Quote word for word the lines starting at the line with "Transcribe this image's" and ending at the final line of the entries. Leave out any pictures.

Listed records:
— begin —

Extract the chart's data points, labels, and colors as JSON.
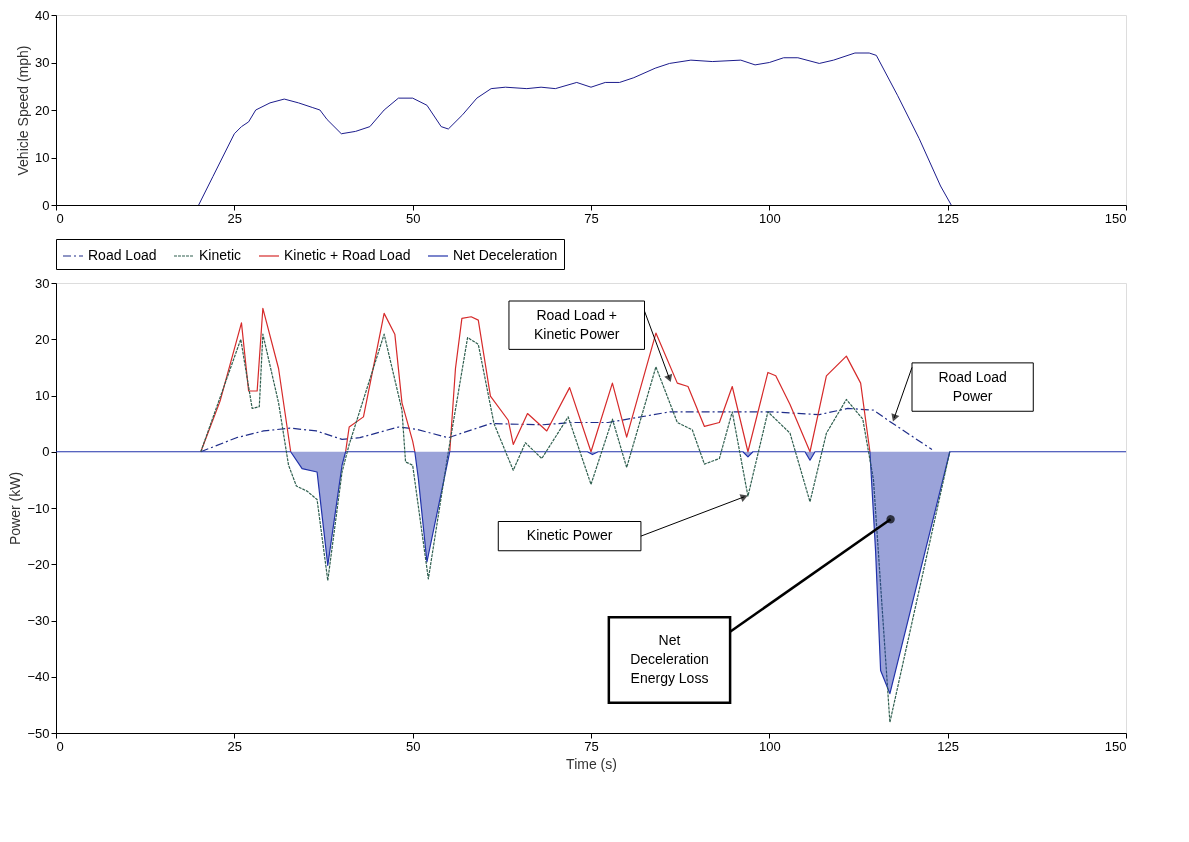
{
  "chart_data": [
    {
      "type": "line",
      "ylabel": "Vehicle Speed (mph)",
      "xlim": [
        0,
        150
      ],
      "xticks": [
        0,
        25,
        50,
        75,
        100,
        125,
        150
      ],
      "ylim": [
        0,
        40
      ],
      "yticks": [
        0,
        10,
        20,
        30,
        40
      ],
      "grid": false,
      "legend": false,
      "series": [
        {
          "color": "#1c1c8c",
          "line_style": "solid",
          "x": [
            20,
            22,
            24,
            25,
            26,
            27,
            28,
            30,
            32,
            34,
            36,
            37,
            38,
            40,
            42,
            44,
            46,
            48,
            50,
            52,
            54,
            55,
            57,
            59,
            61,
            63,
            66,
            68,
            70,
            73,
            75,
            77,
            79,
            81,
            84,
            86,
            89,
            92,
            96,
            98,
            100,
            102,
            104,
            107,
            109,
            112,
            114,
            115,
            118,
            121,
            124,
            125.5
          ],
          "values": [
            0,
            6,
            12,
            15,
            16.5,
            17.5,
            20,
            21.5,
            22.3,
            21.5,
            20.5,
            20,
            18,
            15,
            15.5,
            16.5,
            20,
            22.5,
            22.5,
            21,
            16.5,
            16,
            19,
            22.5,
            24.5,
            24.8,
            24.5,
            24.8,
            24.5,
            25.8,
            24.8,
            25.8,
            25.8,
            26.8,
            28.8,
            29.8,
            30.5,
            30.2,
            30.5,
            29.5,
            30,
            31,
            31,
            29.8,
            30.5,
            32,
            32,
            31.5,
            23,
            14,
            4,
            0
          ]
        }
      ]
    },
    {
      "type": "line",
      "xlabel": "Time (s)",
      "ylabel": "Power (kW)",
      "xlim": [
        0,
        150
      ],
      "xticks": [
        0,
        25,
        50,
        75,
        100,
        125,
        150
      ],
      "ylim": [
        -50,
        30
      ],
      "yticks": [
        -50,
        -40,
        -30,
        -20,
        -10,
        0,
        10,
        20,
        30
      ],
      "grid": false,
      "legend": "top",
      "series": [
        {
          "name": "Road Load",
          "color": "#1f2d8a",
          "line_style": "dotted",
          "x": [
            20.3,
            25.3,
            29.1,
            32.8,
            36.5,
            40.1,
            42.6,
            48.0,
            50.5,
            55.0,
            60.9,
            68.3,
            72.4,
            77.4,
            86.1,
            100.4,
            107.0,
            111.0,
            114.6,
            117.1,
            122.8
          ],
          "values": [
            0,
            2.5,
            3.7,
            4.2,
            3.7,
            2.2,
            2.5,
            4.4,
            4.0,
            2.5,
            5.0,
            4.8,
            5.2,
            5.2,
            7.1,
            7.1,
            6.6,
            7.7,
            7.4,
            5.2,
            0.4
          ]
        },
        {
          "name": "Kinetic",
          "color": "#2f5f4f",
          "line_style": "dashed",
          "x": [
            20.3,
            25.9,
            27.5,
            28.5,
            29.0,
            31.2,
            32.6,
            33.7,
            35.2,
            36.6,
            38.1,
            40.1,
            41.1,
            46.0,
            48.5,
            49.0,
            50.0,
            52.2,
            55.0,
            57.7,
            59.2,
            61.4,
            64.1,
            65.8,
            68.1,
            71.8,
            75.0,
            78.0,
            80.0,
            84.1,
            87.1,
            89.2,
            90.9,
            93.0,
            94.8,
            97.0,
            99.8,
            102.9,
            105.7,
            108.0,
            110.8,
            113.1,
            114.6,
            116.9,
            125.3
          ],
          "values": [
            0,
            20.0,
            7.7,
            8.0,
            20.9,
            8.7,
            -2.4,
            -6.1,
            -7.0,
            -8.5,
            -22.9,
            -3.6,
            1.3,
            20.9,
            7.4,
            -1.8,
            -2.4,
            -22.6,
            0,
            20.3,
            19.1,
            5.0,
            -3.3,
            1.6,
            -1.2,
            6.2,
            -5.8,
            5.8,
            -2.8,
            15.1,
            5.2,
            3.9,
            -2.2,
            -1.2,
            7.1,
            -7.9,
            7.1,
            3.3,
            -8.9,
            3.3,
            9.3,
            5.8,
            -5.0,
            -48.1,
            0
          ]
        },
        {
          "name": "Kinetic + Road Load",
          "color": "#d62a2a",
          "line_style": "solid",
          "x": [
            20.3,
            23,
            26.0,
            27.0,
            28.2,
            29.0,
            31.2,
            32.9,
            36.5,
            40.6,
            41.1,
            43.1,
            46.0,
            47.5,
            48.5,
            50.0,
            50.3,
            52.5,
            55.2,
            56.0,
            56.9,
            58.2,
            59.2,
            60.9,
            63.4,
            64.1,
            66.1,
            68.8,
            72.0,
            75.0,
            78.0,
            80.0,
            84.1,
            87.1,
            88.6,
            90.9,
            93.0,
            94.8,
            97.0,
            99.8,
            100.9,
            102.9,
            105.7,
            108.0,
            110.8,
            112.8,
            114.1
          ],
          "values": [
            0,
            9,
            22.9,
            10.8,
            10.8,
            25.5,
            14.8,
            0,
            null,
            0,
            4.4,
            6.2,
            24.6,
            20.9,
            8.7,
            1.9,
            0,
            null,
            0,
            14.8,
            23.7,
            24.0,
            23.4,
            9.9,
            5.6,
            1.3,
            6.8,
            3.7,
            11.4,
            0,
            12.2,
            2.6,
            21.1,
            12.2,
            11.6,
            4.5,
            5.2,
            11.6,
            0,
            14.1,
            13.5,
            8.4,
            0,
            13.5,
            17.0,
            12.2,
            0
          ]
        },
        {
          "name": "Net Deceleration",
          "type": "area",
          "color": "#2233aa",
          "line_style": "solid",
          "x": [
            0,
            32.9,
            34.5,
            36.6,
            38.1,
            40.1,
            40.6,
            50.3,
            50.8,
            52.0,
            55.2,
            74.5,
            75.2,
            76.0,
            96.3,
            97.0,
            97.7,
            105.0,
            105.7,
            106.4,
            114.1,
            114.9,
            115.6,
            116.9,
            125.3,
            150
          ],
          "values": [
            0,
            0,
            -3.0,
            -3.6,
            -20.2,
            -2.4,
            0,
            0,
            -4.8,
            -19.6,
            0,
            0,
            -0.5,
            0,
            0,
            -0.9,
            0,
            0,
            -1.5,
            0,
            0,
            -17.8,
            -38.9,
            -43.0,
            0,
            0
          ]
        }
      ],
      "annotations": [
        "Road Load +\nKinetic Power",
        "Road Load\nPower",
        "Kinetic Power",
        "Net\nDeceleration\nEnergy Loss"
      ]
    }
  ]
}
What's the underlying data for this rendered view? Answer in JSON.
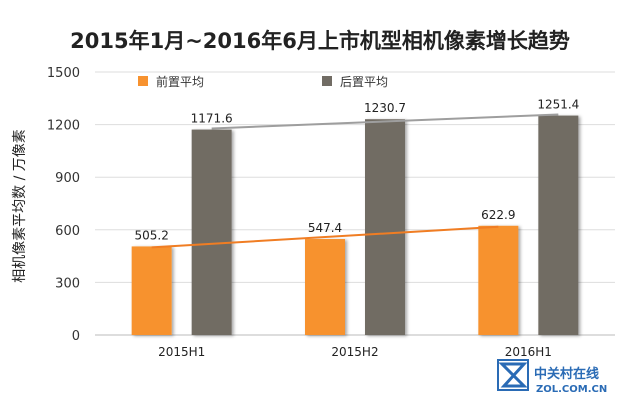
{
  "chart_data": {
    "type": "bar",
    "title": "2015年1月~2016年6月上市机型相机像素增长趋势",
    "ylabel": "相机像素平均数 / 万像素",
    "xlabel": "",
    "categories": [
      "2015H1",
      "2015H2",
      "2016H1"
    ],
    "series": [
      {
        "name": "前置平均",
        "values": [
          505.2,
          547.4,
          622.9
        ],
        "color": "#f7922f"
      },
      {
        "name": "后置平均",
        "values": [
          1171.6,
          1230.7,
          1251.4
        ],
        "color": "#716c64"
      }
    ],
    "trendlines": [
      {
        "series": "前置平均",
        "color": "#f07d23"
      },
      {
        "series": "后置平均",
        "color": "#9e9e9e"
      }
    ],
    "ylim": [
      0,
      1500
    ],
    "yticks": [
      0,
      300,
      600,
      900,
      1200,
      1500
    ],
    "grid": true,
    "legend": "top"
  },
  "watermark": {
    "line1": "中关村在线",
    "line2": "ZOL.COM.CN",
    "icon": "zol-logo-icon"
  }
}
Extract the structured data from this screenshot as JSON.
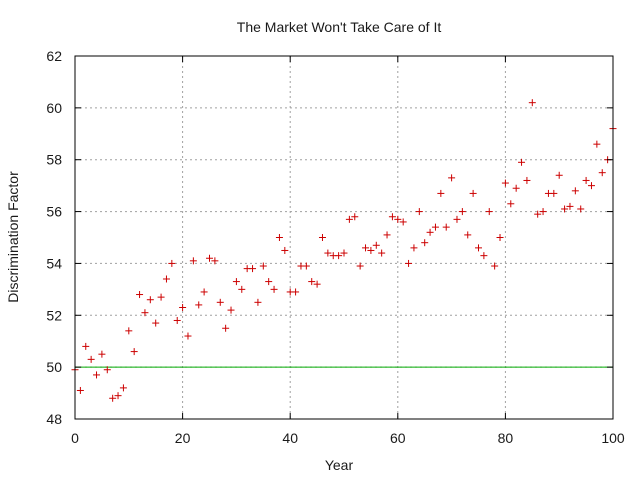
{
  "chart_data": {
    "type": "scatter",
    "title": "The Market Won't Take Care of It",
    "xlabel": "Year",
    "ylabel": "Discrimination Factor",
    "xlim": [
      0,
      100
    ],
    "ylim": [
      48,
      62
    ],
    "xticks": [
      0,
      20,
      40,
      60,
      80,
      100
    ],
    "yticks": [
      48,
      50,
      52,
      54,
      56,
      58,
      60,
      62
    ],
    "grid": true,
    "reference_line": {
      "y": 50,
      "color": "#00aa00"
    },
    "series": [
      {
        "name": "Discrimination Factor",
        "marker": "+",
        "color": "#cc0000",
        "x": [
          0,
          1,
          2,
          3,
          4,
          5,
          6,
          7,
          8,
          9,
          10,
          11,
          12,
          13,
          14,
          15,
          16,
          17,
          18,
          19,
          20,
          21,
          22,
          23,
          24,
          25,
          26,
          27,
          28,
          29,
          30,
          31,
          32,
          33,
          34,
          35,
          36,
          37,
          38,
          39,
          40,
          41,
          42,
          43,
          44,
          45,
          46,
          47,
          48,
          49,
          50,
          51,
          52,
          53,
          54,
          55,
          56,
          57,
          58,
          59,
          60,
          61,
          62,
          63,
          64,
          65,
          66,
          67,
          68,
          69,
          70,
          71,
          72,
          73,
          74,
          75,
          76,
          77,
          78,
          79,
          80,
          81,
          82,
          83,
          84,
          85,
          86,
          87,
          88,
          89,
          90,
          91,
          92,
          93,
          94,
          95,
          96,
          97,
          98,
          99,
          100
        ],
        "y": [
          49.9,
          49.1,
          50.8,
          50.3,
          49.7,
          50.5,
          49.9,
          48.8,
          48.9,
          49.2,
          51.4,
          50.6,
          52.8,
          52.1,
          52.6,
          51.7,
          52.7,
          53.4,
          54.0,
          51.8,
          52.3,
          51.2,
          54.1,
          52.4,
          52.9,
          54.2,
          54.1,
          52.5,
          51.5,
          52.2,
          53.3,
          53.0,
          53.8,
          53.8,
          52.5,
          53.9,
          53.3,
          53.0,
          55.0,
          54.5,
          52.9,
          52.9,
          53.9,
          53.9,
          53.3,
          53.2,
          55.0,
          54.4,
          54.3,
          54.3,
          54.4,
          55.7,
          55.8,
          53.9,
          54.6,
          54.5,
          54.7,
          54.4,
          55.1,
          55.8,
          55.7,
          55.6,
          54.0,
          54.6,
          56.0,
          54.8,
          55.2,
          55.4,
          56.7,
          55.4,
          57.3,
          55.7,
          56.0,
          55.1,
          56.7,
          54.6,
          54.3,
          56.0,
          53.9,
          55.0,
          57.1,
          56.3,
          56.9,
          57.9,
          57.2,
          60.2,
          55.9,
          56.0,
          56.7,
          56.7,
          57.4,
          56.1,
          56.2,
          56.8,
          56.1,
          57.2,
          57.0,
          58.6,
          57.5,
          58.0,
          59.2
        ]
      }
    ]
  }
}
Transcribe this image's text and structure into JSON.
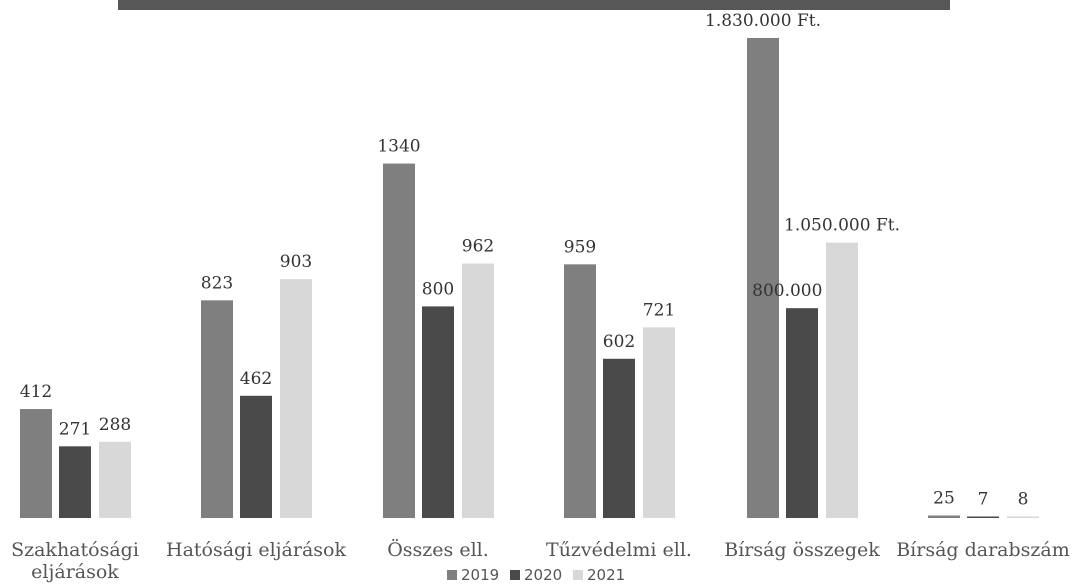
{
  "chart_data": {
    "type": "bar",
    "title": "",
    "xlabel": "",
    "ylabel": "",
    "categories": [
      [
        "Szakhatósági",
        "eljárások"
      ],
      [
        "Hatósági eljárások"
      ],
      [
        "Összes ell."
      ],
      [
        "Tűzvédelmi ell."
      ],
      [
        "Bírság összegek"
      ],
      [
        "Bírság darabszám"
      ]
    ],
    "series": [
      {
        "name": "2019",
        "color": "#7f7f7f",
        "values": [
          412,
          823,
          1340,
          959,
          1830000,
          25
        ],
        "labels": [
          "412",
          "823",
          "1340",
          "959",
          "1.830.000 Ft.",
          "25"
        ]
      },
      {
        "name": "2020",
        "color": "#4a4a4a",
        "values": [
          271,
          462,
          800,
          602,
          800000,
          7
        ],
        "labels": [
          "271",
          "462",
          "800",
          "602",
          "800.000 Ft.",
          "7"
        ]
      },
      {
        "name": "2021",
        "color": "#d8d8d8",
        "values": [
          288,
          903,
          962,
          721,
          1050000,
          8
        ],
        "labels": [
          "288",
          "903",
          "962",
          "721",
          "1.050.000 Ft.",
          "8"
        ]
      }
    ],
    "legend": {
      "position": "bottom"
    },
    "grid": false
  }
}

— end —

Answer to this problem:
Transcribe this image's text and structure into JSON.
{
  "chart_data": {
    "type": "bar",
    "title": "",
    "xlabel": "",
    "ylabel": "",
    "categories": [
      [
        "Szakhatósági",
        "eljárások"
      ],
      [
        "Hatósági eljárások"
      ],
      [
        "Összes ell."
      ],
      [
        "Tűzvédelmi ell."
      ],
      [
        "Bírság összegek"
      ],
      [
        "Bírság darabszám"
      ]
    ],
    "series": [
      {
        "name": "2019",
        "color": "#7f7f7f",
        "values": [
          412,
          823,
          1340,
          959,
          1830000,
          25
        ],
        "labels": [
          "412",
          "823",
          "1340",
          "959",
          "1.830.000 Ft.",
          "25"
        ]
      },
      {
        "name": "2020",
        "color": "#4a4a4a",
        "values": [
          271,
          462,
          800,
          602,
          800000,
          7
        ],
        "labels": [
          "271",
          "462",
          "800",
          "602",
          "800.000 Ft.",
          "7"
        ]
      },
      {
        "name": "2021",
        "color": "#d8d8d8",
        "values": [
          288,
          903,
          962,
          721,
          1050000,
          8
        ],
        "labels": [
          "288",
          "903",
          "962",
          "721",
          "1.050.000 Ft.",
          "8"
        ]
      }
    ],
    "legend": {
      "position": "bottom"
    },
    "grid": false
  }
}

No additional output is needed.